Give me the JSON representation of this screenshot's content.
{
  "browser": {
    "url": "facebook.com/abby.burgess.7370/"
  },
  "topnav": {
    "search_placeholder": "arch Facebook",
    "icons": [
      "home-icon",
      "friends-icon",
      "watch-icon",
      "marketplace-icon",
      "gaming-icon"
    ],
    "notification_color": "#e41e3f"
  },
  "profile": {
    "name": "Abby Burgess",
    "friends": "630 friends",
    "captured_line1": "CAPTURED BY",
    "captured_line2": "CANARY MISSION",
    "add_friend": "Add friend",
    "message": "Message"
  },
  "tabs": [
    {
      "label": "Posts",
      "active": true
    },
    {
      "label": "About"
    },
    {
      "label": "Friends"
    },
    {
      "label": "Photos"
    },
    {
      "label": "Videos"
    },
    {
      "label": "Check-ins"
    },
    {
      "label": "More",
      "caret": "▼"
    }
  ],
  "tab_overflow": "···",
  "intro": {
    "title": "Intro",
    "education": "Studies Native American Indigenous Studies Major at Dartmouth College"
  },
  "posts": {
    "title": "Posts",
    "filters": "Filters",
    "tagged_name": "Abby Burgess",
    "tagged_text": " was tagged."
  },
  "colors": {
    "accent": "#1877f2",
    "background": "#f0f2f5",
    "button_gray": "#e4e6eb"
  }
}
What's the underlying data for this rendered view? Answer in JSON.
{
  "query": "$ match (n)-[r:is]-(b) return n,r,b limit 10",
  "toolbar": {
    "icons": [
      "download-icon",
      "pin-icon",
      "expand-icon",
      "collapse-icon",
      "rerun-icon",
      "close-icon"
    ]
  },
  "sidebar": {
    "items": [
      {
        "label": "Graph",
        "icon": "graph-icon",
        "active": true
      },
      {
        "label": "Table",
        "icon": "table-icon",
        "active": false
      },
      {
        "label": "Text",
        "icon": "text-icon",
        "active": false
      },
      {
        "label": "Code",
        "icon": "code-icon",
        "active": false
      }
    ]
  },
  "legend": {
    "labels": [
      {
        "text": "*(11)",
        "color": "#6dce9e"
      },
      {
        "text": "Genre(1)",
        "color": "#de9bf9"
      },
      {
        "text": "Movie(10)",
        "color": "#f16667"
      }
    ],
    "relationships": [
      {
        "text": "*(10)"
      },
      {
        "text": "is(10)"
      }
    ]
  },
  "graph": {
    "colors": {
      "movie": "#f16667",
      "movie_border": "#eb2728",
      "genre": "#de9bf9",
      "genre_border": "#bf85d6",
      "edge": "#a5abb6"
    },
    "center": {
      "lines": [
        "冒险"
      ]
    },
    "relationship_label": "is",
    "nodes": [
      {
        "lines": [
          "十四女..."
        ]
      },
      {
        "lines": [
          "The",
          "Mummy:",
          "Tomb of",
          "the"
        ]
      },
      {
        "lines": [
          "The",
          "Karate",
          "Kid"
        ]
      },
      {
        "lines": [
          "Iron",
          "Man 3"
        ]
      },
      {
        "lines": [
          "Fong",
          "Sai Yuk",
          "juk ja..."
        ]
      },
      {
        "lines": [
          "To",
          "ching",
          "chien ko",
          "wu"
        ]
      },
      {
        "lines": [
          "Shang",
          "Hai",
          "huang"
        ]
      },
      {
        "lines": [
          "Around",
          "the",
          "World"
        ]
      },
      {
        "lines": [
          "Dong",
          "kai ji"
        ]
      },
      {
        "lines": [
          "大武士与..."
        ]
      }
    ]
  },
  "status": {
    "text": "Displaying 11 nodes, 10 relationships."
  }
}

**Work required**
Among the entries, how many lines contain the string "relationships"? Give the number without anything else.

**In response**
2